Goal of the exercise: Copy each line of the records that contains the word "Year".

------------------------

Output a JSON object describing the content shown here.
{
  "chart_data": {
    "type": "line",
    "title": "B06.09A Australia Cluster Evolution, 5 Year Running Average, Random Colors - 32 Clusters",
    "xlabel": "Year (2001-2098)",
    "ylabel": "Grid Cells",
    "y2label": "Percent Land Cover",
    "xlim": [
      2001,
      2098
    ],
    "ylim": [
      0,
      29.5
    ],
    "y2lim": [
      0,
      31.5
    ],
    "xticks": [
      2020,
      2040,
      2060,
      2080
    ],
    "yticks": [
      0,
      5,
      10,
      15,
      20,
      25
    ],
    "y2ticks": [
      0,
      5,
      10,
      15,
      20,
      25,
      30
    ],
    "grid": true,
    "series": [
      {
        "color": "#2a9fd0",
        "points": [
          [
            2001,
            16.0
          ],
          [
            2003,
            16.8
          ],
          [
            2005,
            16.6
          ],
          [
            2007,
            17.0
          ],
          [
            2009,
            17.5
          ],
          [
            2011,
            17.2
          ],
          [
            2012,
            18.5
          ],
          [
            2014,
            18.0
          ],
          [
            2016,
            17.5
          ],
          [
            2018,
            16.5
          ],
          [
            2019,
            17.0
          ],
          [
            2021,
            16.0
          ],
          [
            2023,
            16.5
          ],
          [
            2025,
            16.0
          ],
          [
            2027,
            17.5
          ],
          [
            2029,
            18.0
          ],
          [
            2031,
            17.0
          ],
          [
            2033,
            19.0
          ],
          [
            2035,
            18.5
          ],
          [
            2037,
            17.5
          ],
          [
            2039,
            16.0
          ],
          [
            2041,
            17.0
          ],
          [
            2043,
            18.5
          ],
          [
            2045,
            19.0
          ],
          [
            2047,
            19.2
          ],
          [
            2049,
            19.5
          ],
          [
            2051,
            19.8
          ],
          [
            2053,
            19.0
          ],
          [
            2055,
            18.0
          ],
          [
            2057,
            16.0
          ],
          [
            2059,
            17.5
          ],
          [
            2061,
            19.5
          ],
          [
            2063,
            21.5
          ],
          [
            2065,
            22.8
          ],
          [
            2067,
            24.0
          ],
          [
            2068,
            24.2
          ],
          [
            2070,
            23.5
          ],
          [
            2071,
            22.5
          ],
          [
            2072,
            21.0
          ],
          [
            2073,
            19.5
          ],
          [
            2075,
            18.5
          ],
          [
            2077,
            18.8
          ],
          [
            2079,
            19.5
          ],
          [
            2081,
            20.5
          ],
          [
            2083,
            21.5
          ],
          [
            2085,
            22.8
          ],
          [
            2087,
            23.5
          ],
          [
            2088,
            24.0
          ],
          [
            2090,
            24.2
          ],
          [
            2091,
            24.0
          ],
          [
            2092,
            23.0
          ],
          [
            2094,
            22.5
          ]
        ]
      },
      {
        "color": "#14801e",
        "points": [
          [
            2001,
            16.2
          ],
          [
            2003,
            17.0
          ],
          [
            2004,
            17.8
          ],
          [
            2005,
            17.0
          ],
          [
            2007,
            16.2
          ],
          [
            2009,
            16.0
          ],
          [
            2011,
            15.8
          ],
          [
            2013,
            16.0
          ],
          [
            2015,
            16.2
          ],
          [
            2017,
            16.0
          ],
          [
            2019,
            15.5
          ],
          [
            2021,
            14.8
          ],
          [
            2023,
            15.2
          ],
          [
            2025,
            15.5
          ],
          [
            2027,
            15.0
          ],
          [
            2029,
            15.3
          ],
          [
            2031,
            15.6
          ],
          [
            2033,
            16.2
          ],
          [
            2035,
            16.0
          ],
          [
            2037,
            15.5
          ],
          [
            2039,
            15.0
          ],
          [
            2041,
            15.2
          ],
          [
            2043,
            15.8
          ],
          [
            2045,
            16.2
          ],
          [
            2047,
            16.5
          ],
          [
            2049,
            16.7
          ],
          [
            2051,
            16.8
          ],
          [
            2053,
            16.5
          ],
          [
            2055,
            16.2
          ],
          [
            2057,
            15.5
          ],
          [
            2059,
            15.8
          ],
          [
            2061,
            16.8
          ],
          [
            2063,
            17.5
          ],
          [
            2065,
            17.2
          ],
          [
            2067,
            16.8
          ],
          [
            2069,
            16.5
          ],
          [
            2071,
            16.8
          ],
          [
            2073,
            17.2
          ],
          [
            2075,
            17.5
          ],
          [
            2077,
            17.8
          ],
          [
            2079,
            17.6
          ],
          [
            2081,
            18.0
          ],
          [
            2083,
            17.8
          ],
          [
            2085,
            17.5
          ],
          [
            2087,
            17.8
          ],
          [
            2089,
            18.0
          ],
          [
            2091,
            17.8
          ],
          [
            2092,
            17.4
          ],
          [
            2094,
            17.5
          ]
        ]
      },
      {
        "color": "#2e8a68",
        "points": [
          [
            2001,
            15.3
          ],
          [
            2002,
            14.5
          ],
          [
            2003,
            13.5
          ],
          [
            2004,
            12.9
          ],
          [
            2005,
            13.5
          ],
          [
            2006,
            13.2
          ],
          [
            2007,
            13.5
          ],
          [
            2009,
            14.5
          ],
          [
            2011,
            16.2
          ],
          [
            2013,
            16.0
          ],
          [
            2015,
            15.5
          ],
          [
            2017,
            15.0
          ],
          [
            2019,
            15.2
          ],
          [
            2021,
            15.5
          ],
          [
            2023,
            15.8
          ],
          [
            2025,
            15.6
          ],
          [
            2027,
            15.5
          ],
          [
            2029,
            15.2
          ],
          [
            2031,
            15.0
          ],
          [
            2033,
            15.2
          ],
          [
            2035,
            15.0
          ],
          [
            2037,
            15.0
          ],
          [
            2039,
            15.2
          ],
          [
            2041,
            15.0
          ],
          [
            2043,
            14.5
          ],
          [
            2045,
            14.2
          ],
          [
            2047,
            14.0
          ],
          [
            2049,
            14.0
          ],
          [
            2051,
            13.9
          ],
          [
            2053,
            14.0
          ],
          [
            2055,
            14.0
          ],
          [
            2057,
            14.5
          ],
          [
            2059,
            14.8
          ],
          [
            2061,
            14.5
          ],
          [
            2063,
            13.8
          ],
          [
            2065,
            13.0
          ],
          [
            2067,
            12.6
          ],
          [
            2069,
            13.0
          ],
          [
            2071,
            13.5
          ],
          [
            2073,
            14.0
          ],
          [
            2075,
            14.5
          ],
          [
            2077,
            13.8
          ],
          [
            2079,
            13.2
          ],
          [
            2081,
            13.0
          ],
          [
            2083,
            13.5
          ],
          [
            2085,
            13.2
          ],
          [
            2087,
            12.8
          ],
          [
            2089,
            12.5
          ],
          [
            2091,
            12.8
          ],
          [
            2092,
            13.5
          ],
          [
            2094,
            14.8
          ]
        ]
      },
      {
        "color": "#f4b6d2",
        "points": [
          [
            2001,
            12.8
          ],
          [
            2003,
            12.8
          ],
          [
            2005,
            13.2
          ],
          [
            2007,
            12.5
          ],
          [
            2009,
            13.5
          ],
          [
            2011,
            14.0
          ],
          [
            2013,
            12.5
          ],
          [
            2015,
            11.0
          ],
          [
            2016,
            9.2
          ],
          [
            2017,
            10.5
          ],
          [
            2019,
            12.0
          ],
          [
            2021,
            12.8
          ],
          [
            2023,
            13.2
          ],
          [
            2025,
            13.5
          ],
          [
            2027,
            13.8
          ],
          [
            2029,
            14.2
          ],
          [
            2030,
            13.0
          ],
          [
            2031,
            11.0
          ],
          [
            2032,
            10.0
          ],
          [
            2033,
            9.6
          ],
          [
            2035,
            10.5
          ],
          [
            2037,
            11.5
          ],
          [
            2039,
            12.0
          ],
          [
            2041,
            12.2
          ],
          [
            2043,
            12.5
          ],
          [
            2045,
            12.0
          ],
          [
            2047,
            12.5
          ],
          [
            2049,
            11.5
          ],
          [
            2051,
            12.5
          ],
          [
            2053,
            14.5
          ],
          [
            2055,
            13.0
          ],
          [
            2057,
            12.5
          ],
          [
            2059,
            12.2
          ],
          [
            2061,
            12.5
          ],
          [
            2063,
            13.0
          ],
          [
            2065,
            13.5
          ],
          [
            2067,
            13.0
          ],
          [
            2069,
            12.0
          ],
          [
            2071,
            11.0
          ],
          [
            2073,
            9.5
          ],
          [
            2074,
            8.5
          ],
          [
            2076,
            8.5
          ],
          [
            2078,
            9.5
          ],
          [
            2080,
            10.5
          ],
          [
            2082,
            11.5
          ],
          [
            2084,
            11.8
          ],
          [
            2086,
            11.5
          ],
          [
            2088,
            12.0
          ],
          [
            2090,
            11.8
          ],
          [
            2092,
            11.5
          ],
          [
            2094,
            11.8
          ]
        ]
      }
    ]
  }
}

------------------------

Result of this task:
    "title": "B06.09A Australia Cluster Evolution, 5 Year Running Average, Random Colors - 32 Clusters",
    "xlabel": "Year (2001-2098)",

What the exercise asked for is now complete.